**Exercise:** Identify each line below that contains the word "where", and copy it out.

**Data:**
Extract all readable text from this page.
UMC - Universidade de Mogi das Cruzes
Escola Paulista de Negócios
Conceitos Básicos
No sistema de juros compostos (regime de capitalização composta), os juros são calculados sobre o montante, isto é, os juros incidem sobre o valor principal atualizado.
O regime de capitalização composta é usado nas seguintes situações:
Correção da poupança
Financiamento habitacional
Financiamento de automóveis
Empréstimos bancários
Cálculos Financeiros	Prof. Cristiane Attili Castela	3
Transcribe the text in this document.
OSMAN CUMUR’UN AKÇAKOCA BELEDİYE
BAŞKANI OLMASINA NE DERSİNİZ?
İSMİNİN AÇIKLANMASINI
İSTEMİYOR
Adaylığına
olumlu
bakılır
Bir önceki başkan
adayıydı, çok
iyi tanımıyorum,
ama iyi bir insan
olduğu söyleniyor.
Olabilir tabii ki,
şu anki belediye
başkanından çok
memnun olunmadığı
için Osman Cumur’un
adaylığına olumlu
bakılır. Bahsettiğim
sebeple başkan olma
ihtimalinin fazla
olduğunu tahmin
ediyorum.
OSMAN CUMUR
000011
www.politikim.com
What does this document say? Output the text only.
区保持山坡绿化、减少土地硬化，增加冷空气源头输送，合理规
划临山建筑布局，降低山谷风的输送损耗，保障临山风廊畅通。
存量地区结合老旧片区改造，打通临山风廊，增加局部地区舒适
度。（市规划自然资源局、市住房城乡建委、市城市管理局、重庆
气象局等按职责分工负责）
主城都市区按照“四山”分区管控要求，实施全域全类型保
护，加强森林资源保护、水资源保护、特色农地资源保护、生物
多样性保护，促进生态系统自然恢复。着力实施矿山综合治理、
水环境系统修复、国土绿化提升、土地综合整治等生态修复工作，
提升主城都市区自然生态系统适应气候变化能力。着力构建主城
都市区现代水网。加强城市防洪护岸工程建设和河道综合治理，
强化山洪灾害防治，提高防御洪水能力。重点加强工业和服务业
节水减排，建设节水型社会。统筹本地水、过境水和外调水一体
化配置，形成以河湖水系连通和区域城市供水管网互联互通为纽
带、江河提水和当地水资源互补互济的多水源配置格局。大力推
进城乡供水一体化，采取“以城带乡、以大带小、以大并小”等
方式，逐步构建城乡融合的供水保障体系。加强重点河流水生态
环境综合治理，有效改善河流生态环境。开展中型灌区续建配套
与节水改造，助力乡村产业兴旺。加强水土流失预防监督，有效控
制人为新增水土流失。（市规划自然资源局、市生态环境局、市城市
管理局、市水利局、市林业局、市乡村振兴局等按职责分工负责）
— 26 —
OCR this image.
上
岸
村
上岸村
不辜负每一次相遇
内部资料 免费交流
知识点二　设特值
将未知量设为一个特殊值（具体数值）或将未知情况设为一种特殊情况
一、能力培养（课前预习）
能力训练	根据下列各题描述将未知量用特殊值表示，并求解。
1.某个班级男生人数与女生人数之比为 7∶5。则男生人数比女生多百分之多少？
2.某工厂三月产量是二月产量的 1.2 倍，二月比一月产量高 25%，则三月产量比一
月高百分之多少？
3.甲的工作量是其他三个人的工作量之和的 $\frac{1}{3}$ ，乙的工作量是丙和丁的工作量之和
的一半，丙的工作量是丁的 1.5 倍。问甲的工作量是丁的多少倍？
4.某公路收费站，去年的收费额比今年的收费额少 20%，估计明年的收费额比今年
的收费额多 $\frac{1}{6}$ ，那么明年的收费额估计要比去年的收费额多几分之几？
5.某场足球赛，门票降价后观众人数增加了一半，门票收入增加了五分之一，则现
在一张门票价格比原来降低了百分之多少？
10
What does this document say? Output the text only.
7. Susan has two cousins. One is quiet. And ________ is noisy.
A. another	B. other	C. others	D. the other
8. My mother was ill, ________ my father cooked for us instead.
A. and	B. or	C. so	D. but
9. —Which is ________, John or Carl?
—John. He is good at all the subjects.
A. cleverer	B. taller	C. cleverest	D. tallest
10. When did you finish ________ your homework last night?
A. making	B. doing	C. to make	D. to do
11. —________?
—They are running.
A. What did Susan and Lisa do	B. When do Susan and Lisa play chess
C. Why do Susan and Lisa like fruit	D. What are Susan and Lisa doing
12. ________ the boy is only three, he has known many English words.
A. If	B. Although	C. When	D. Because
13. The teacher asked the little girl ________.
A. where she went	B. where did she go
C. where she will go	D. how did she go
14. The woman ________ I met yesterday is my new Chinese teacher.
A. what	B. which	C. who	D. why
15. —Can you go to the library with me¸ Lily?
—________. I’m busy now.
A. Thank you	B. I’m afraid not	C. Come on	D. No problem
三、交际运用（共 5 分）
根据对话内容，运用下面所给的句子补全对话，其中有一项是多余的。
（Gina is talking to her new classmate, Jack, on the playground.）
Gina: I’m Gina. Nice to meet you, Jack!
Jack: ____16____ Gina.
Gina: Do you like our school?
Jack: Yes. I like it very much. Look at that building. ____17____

**The answer:**
A. where she went	B. where did she go
C. where she will go	D. how did she go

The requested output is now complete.